Write out the records beneath this line exactly as they appear, minus any images.

====== DATA SHOWN ======

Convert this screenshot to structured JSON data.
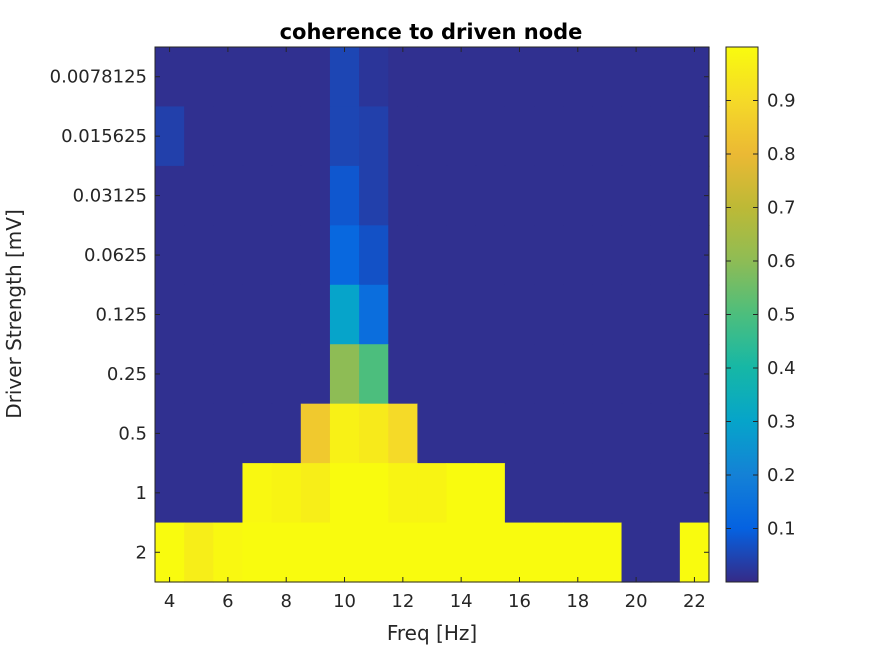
{
  "chart_data": {
    "type": "heatmap",
    "title": "coherence to driven node",
    "xlabel": "Freq [Hz]",
    "ylabel": "Driver Strength [mV]",
    "x": [
      4,
      5,
      6,
      7,
      8,
      9,
      10,
      11,
      12,
      13,
      14,
      15,
      16,
      17,
      18,
      19,
      20,
      21,
      22
    ],
    "x_ticks": [
      4,
      6,
      8,
      10,
      12,
      14,
      16,
      18,
      20,
      22
    ],
    "xlim": [
      3.5,
      22.5
    ],
    "y_categories": [
      "0.0078125",
      "0.015625",
      "0.03125",
      "0.0625",
      "0.125",
      "0.25",
      "0.5",
      "1",
      "2"
    ],
    "values": [
      [
        0.01,
        0.01,
        0.01,
        0.01,
        0.01,
        0.01,
        0.05,
        0.02,
        0.01,
        0.01,
        0.01,
        0.01,
        0.01,
        0.01,
        0.01,
        0.01,
        0.01,
        0.01,
        0.01
      ],
      [
        0.04,
        0.01,
        0.01,
        0.01,
        0.01,
        0.01,
        0.05,
        0.04,
        0.01,
        0.01,
        0.01,
        0.01,
        0.01,
        0.01,
        0.01,
        0.01,
        0.01,
        0.01,
        0.01
      ],
      [
        0.01,
        0.01,
        0.01,
        0.01,
        0.01,
        0.01,
        0.08,
        0.04,
        0.01,
        0.01,
        0.01,
        0.01,
        0.01,
        0.01,
        0.01,
        0.01,
        0.01,
        0.01,
        0.01
      ],
      [
        0.01,
        0.01,
        0.01,
        0.01,
        0.01,
        0.01,
        0.12,
        0.07,
        0.01,
        0.01,
        0.01,
        0.01,
        0.01,
        0.01,
        0.01,
        0.01,
        0.01,
        0.01,
        0.01
      ],
      [
        0.01,
        0.01,
        0.01,
        0.01,
        0.01,
        0.01,
        0.3,
        0.14,
        0.01,
        0.01,
        0.01,
        0.01,
        0.01,
        0.01,
        0.01,
        0.01,
        0.01,
        0.01,
        0.01
      ],
      [
        0.01,
        0.01,
        0.01,
        0.01,
        0.01,
        0.01,
        0.6,
        0.5,
        0.01,
        0.01,
        0.01,
        0.01,
        0.01,
        0.01,
        0.01,
        0.01,
        0.01,
        0.01,
        0.01
      ],
      [
        0.01,
        0.01,
        0.01,
        0.01,
        0.01,
        0.85,
        0.97,
        0.95,
        0.9,
        0.01,
        0.01,
        0.01,
        0.01,
        0.01,
        0.01,
        0.01,
        0.01,
        0.01,
        0.01
      ],
      [
        0.01,
        0.01,
        0.01,
        0.99,
        0.98,
        0.96,
        1.0,
        1.0,
        0.98,
        0.98,
        1.0,
        1.0,
        0.01,
        0.01,
        0.01,
        0.01,
        0.01,
        0.01,
        0.01
      ],
      [
        1.0,
        0.96,
        0.99,
        1.0,
        1.0,
        1.0,
        1.0,
        1.0,
        1.0,
        1.0,
        1.0,
        1.0,
        1.0,
        1.0,
        1.0,
        1.0,
        0.01,
        0.01,
        1.0
      ]
    ],
    "colorbar": {
      "ticks": [
        0.1,
        0.2,
        0.3,
        0.4,
        0.5,
        0.6,
        0.7,
        0.8,
        0.9
      ],
      "tick_labels": [
        "0.1",
        "0.2",
        "0.3",
        "0.4",
        "0.5",
        "0.6",
        "0.7",
        "0.8",
        "0.9"
      ],
      "range": [
        0,
        1
      ],
      "colormap": "parula"
    }
  }
}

======

# FINISHED EXERCISE
Convert this screenshot to structured JSON data.
{
  "chart_data": {
    "type": "heatmap",
    "title": "coherence to driven node",
    "xlabel": "Freq [Hz]",
    "ylabel": "Driver Strength [mV]",
    "x": [
      4,
      5,
      6,
      7,
      8,
      9,
      10,
      11,
      12,
      13,
      14,
      15,
      16,
      17,
      18,
      19,
      20,
      21,
      22
    ],
    "x_ticks": [
      4,
      6,
      8,
      10,
      12,
      14,
      16,
      18,
      20,
      22
    ],
    "xlim": [
      3.5,
      22.5
    ],
    "y_categories": [
      "0.0078125",
      "0.015625",
      "0.03125",
      "0.0625",
      "0.125",
      "0.25",
      "0.5",
      "1",
      "2"
    ],
    "values": [
      [
        0.01,
        0.01,
        0.01,
        0.01,
        0.01,
        0.01,
        0.05,
        0.02,
        0.01,
        0.01,
        0.01,
        0.01,
        0.01,
        0.01,
        0.01,
        0.01,
        0.01,
        0.01,
        0.01
      ],
      [
        0.04,
        0.01,
        0.01,
        0.01,
        0.01,
        0.01,
        0.05,
        0.04,
        0.01,
        0.01,
        0.01,
        0.01,
        0.01,
        0.01,
        0.01,
        0.01,
        0.01,
        0.01,
        0.01
      ],
      [
        0.01,
        0.01,
        0.01,
        0.01,
        0.01,
        0.01,
        0.08,
        0.04,
        0.01,
        0.01,
        0.01,
        0.01,
        0.01,
        0.01,
        0.01,
        0.01,
        0.01,
        0.01,
        0.01
      ],
      [
        0.01,
        0.01,
        0.01,
        0.01,
        0.01,
        0.01,
        0.12,
        0.07,
        0.01,
        0.01,
        0.01,
        0.01,
        0.01,
        0.01,
        0.01,
        0.01,
        0.01,
        0.01,
        0.01
      ],
      [
        0.01,
        0.01,
        0.01,
        0.01,
        0.01,
        0.01,
        0.3,
        0.14,
        0.01,
        0.01,
        0.01,
        0.01,
        0.01,
        0.01,
        0.01,
        0.01,
        0.01,
        0.01,
        0.01
      ],
      [
        0.01,
        0.01,
        0.01,
        0.01,
        0.01,
        0.01,
        0.6,
        0.5,
        0.01,
        0.01,
        0.01,
        0.01,
        0.01,
        0.01,
        0.01,
        0.01,
        0.01,
        0.01,
        0.01
      ],
      [
        0.01,
        0.01,
        0.01,
        0.01,
        0.01,
        0.85,
        0.97,
        0.95,
        0.9,
        0.01,
        0.01,
        0.01,
        0.01,
        0.01,
        0.01,
        0.01,
        0.01,
        0.01,
        0.01
      ],
      [
        0.01,
        0.01,
        0.01,
        0.99,
        0.98,
        0.96,
        1.0,
        1.0,
        0.98,
        0.98,
        1.0,
        1.0,
        0.01,
        0.01,
        0.01,
        0.01,
        0.01,
        0.01,
        0.01
      ],
      [
        1.0,
        0.96,
        0.99,
        1.0,
        1.0,
        1.0,
        1.0,
        1.0,
        1.0,
        1.0,
        1.0,
        1.0,
        1.0,
        1.0,
        1.0,
        1.0,
        0.01,
        0.01,
        1.0
      ]
    ],
    "colorbar": {
      "ticks": [
        0.1,
        0.2,
        0.3,
        0.4,
        0.5,
        0.6,
        0.7,
        0.8,
        0.9
      ],
      "tick_labels": [
        "0.1",
        "0.2",
        "0.3",
        "0.4",
        "0.5",
        "0.6",
        "0.7",
        "0.8",
        "0.9"
      ],
      "range": [
        0,
        1
      ],
      "colormap": "parula"
    }
  }
}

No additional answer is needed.